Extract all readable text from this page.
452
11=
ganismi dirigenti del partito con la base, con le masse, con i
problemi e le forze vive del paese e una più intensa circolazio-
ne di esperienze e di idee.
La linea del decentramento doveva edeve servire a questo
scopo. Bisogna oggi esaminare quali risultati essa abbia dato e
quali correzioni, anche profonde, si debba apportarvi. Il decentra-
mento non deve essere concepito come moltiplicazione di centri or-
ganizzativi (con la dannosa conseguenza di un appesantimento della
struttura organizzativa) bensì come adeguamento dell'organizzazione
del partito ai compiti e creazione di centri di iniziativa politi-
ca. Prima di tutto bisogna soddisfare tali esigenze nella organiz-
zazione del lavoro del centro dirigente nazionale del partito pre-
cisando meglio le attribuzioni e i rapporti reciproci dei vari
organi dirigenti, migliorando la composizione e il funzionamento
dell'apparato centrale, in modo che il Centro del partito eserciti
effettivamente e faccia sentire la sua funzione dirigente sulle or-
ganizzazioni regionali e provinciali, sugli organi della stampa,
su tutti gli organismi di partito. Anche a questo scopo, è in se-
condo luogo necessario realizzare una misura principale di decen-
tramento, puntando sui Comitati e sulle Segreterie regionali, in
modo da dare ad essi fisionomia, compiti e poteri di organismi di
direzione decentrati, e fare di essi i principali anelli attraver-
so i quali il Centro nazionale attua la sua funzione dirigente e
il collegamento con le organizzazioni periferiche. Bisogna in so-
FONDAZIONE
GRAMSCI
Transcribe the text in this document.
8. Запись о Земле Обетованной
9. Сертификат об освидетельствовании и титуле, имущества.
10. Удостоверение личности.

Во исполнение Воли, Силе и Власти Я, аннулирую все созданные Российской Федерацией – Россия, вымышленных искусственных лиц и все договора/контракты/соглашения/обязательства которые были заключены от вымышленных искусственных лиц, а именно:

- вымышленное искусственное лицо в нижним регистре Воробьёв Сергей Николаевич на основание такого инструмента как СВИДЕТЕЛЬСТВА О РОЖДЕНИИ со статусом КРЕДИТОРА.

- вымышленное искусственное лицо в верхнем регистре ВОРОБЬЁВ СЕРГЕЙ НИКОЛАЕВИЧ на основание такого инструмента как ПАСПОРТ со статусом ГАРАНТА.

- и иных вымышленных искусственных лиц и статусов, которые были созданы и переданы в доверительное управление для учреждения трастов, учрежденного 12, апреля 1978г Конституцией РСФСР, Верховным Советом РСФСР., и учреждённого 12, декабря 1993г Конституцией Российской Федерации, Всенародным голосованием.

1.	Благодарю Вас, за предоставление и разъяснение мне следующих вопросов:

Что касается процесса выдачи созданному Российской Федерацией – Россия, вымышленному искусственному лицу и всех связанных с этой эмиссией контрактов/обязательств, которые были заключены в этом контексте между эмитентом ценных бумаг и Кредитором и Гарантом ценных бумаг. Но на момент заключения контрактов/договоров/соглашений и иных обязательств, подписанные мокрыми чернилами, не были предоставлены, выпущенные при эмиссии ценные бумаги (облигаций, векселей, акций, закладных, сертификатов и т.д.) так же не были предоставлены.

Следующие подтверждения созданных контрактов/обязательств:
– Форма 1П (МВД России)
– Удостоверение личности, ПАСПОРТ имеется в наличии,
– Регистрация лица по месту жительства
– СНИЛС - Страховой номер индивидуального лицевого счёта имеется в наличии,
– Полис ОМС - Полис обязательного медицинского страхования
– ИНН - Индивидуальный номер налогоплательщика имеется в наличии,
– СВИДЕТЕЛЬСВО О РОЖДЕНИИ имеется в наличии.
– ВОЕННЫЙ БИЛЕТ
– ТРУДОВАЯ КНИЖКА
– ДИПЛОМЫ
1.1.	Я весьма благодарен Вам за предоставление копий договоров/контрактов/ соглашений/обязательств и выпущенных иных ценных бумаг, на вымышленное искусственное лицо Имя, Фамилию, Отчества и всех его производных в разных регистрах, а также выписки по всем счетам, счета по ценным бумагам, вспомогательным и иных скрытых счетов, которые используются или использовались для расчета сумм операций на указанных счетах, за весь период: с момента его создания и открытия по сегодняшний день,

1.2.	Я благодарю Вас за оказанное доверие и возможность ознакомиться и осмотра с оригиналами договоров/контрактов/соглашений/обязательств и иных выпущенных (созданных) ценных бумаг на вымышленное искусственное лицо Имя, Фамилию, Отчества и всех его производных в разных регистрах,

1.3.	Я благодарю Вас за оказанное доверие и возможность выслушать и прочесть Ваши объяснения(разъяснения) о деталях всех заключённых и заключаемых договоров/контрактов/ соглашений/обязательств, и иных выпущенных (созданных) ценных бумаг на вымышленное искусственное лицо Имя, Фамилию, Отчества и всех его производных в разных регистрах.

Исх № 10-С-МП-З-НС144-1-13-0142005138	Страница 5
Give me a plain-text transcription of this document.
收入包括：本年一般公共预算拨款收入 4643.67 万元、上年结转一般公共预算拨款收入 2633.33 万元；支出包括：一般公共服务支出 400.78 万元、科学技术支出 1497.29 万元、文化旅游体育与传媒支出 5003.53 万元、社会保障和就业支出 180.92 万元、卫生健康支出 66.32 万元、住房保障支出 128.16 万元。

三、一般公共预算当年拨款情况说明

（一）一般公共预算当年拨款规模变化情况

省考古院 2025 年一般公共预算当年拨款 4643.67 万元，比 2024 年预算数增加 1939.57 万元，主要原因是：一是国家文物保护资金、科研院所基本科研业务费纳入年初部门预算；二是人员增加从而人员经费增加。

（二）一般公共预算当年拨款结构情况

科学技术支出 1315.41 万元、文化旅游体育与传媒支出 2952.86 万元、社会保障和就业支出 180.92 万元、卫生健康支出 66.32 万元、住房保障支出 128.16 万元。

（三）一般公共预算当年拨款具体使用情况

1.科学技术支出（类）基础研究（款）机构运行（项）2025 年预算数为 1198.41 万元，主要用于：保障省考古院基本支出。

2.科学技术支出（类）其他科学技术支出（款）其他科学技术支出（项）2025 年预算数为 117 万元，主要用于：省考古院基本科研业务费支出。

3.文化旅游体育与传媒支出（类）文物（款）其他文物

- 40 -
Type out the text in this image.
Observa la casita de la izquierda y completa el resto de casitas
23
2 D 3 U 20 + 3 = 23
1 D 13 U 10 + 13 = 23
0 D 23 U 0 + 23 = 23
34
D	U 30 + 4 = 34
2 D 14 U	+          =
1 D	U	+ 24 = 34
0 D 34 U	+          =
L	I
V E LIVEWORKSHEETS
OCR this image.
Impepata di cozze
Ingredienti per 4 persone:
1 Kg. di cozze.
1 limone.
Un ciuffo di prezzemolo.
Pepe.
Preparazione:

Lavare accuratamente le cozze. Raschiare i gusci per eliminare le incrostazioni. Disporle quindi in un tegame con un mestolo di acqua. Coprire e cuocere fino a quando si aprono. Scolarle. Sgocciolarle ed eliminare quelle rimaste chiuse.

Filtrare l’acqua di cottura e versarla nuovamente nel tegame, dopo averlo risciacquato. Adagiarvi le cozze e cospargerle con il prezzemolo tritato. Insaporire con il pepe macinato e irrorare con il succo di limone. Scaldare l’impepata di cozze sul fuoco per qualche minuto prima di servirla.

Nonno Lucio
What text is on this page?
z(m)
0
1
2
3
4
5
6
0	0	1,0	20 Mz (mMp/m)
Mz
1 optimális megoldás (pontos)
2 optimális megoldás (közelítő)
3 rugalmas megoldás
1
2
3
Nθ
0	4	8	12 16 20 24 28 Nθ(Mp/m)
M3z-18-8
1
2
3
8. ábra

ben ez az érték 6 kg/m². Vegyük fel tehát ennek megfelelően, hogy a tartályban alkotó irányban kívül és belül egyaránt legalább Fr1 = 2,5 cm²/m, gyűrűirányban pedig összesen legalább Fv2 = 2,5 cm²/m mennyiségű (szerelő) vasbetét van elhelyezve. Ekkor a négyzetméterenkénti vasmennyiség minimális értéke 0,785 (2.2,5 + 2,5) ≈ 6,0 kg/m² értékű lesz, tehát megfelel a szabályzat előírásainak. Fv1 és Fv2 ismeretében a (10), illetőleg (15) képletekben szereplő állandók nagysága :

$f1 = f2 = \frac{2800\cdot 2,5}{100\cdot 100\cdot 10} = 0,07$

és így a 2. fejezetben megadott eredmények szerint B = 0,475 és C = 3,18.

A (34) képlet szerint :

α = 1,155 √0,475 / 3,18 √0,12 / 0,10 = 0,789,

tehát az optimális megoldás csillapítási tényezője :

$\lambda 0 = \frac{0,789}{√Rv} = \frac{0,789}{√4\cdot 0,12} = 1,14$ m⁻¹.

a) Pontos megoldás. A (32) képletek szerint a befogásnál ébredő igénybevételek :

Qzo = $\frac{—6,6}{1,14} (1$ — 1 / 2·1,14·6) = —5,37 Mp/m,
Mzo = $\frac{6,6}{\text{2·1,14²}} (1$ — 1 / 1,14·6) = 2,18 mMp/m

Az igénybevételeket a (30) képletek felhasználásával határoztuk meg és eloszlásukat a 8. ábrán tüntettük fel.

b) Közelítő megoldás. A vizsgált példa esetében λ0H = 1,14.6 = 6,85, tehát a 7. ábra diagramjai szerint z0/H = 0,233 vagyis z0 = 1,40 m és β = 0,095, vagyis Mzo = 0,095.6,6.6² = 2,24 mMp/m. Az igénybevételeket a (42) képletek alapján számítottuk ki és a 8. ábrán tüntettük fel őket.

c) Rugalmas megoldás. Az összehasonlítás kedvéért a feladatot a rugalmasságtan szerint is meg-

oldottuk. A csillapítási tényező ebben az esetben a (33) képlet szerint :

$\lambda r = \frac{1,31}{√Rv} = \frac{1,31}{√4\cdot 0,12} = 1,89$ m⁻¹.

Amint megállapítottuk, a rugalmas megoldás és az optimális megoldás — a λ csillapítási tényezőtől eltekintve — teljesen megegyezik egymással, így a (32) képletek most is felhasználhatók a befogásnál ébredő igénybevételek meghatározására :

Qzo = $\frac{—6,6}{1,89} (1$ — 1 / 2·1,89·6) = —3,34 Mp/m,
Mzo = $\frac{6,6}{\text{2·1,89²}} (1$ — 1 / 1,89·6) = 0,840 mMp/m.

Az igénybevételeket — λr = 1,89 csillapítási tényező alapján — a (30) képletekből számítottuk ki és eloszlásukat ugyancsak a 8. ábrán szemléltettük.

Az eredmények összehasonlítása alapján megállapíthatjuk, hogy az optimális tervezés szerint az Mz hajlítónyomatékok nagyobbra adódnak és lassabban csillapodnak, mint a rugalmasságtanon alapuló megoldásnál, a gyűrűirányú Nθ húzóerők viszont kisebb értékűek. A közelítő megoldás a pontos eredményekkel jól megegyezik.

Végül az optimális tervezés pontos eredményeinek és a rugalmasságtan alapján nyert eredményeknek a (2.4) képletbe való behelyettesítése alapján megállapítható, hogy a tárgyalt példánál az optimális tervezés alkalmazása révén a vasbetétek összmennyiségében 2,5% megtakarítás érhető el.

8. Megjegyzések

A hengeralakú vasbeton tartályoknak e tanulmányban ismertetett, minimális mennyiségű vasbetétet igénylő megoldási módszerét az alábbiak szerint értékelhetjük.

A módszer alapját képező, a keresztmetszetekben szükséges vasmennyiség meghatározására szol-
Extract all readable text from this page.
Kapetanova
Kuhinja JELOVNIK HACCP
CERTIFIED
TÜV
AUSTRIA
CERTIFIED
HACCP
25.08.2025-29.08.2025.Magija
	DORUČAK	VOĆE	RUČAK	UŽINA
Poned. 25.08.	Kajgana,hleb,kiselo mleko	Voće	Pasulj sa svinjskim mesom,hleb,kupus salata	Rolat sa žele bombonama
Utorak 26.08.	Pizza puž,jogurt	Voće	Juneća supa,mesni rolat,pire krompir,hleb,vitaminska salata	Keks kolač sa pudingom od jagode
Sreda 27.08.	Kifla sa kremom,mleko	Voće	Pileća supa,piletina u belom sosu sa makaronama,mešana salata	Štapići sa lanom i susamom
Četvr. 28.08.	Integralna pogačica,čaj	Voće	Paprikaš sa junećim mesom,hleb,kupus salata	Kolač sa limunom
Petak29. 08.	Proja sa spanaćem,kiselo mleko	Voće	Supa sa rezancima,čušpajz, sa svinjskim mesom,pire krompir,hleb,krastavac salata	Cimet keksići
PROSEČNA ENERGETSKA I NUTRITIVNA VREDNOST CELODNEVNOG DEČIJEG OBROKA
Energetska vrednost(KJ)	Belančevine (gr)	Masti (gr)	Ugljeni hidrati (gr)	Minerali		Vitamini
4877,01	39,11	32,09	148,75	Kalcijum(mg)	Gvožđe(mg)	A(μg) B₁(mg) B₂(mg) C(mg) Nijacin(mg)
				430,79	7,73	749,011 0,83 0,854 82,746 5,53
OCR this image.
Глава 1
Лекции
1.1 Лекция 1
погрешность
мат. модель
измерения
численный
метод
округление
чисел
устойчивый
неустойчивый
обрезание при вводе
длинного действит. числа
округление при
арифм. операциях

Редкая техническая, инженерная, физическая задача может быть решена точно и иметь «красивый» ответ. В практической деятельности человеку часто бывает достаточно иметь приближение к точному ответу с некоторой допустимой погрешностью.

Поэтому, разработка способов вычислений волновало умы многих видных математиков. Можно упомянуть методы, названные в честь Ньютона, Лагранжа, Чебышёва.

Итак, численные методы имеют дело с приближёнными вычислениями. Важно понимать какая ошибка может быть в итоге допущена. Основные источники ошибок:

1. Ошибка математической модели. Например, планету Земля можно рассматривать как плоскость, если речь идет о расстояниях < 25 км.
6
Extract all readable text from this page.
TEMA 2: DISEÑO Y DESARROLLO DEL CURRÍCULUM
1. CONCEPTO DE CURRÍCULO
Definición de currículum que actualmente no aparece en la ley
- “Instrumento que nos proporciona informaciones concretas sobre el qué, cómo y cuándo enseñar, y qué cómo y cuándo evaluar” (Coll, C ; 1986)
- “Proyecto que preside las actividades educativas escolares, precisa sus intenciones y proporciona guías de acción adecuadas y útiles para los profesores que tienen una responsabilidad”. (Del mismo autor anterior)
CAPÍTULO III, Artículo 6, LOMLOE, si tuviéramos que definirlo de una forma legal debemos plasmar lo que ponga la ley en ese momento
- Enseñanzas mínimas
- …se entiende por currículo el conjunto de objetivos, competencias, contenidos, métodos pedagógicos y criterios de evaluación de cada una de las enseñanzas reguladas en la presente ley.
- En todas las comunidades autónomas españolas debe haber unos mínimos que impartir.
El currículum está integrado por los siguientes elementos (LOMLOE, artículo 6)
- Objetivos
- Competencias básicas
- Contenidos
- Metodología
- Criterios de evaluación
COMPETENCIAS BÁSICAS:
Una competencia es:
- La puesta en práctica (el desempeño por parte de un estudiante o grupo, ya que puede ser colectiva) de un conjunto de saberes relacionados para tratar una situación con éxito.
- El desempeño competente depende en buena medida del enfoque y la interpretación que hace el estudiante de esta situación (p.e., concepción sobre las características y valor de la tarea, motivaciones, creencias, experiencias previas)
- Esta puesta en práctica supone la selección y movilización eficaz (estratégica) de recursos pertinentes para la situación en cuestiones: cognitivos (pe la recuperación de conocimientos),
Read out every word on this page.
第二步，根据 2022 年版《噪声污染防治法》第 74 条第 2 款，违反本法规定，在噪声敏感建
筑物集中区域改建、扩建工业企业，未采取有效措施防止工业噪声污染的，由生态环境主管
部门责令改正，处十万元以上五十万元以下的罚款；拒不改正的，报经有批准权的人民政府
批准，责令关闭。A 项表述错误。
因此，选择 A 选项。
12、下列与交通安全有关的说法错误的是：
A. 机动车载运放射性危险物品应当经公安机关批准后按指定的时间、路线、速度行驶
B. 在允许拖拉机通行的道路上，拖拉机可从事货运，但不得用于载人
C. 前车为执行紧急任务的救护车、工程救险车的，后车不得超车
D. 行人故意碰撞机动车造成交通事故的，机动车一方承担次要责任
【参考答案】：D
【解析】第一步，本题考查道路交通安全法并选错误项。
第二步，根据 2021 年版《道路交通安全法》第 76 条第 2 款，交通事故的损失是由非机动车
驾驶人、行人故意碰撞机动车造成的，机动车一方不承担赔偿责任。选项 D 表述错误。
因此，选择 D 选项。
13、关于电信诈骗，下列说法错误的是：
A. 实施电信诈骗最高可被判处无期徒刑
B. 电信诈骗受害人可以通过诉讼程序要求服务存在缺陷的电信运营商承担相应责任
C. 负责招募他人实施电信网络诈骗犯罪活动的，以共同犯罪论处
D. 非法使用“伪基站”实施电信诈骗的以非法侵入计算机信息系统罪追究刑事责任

Task description: Report all lines of the data above that include the string "mennyiségű".

Answer in full:
ben ez az érték 6 kg/m². Vegyük fel tehát ennek megfelelően, hogy a tartályban alkotó irányban kívül és belül egyaránt legalább Fr1 = 2,5 cm²/m, gyűrűirányban pedig összesen legalább Fv2 = 2,5 cm²/m mennyiségű (szerelő) vasbetét van elhelyezve. Ekkor a négyzetméterenkénti vasmennyiség minimális értéke 0,785 (2.2,5 + 2,5) ≈ 6,0 kg/m² értékű lesz, tehát megfelel a szabályzat előírásainak. Fv1 és Fv2 ismeretében a (10), illetőleg (15) képletekben szereplő állandók nagysága :
A hengeralakú vasbeton tartályoknak e tanulmányban ismertetett, minimális mennyiségű vasbetétet igénylő megoldási módszerét az alábbiak szerint értékelhetjük.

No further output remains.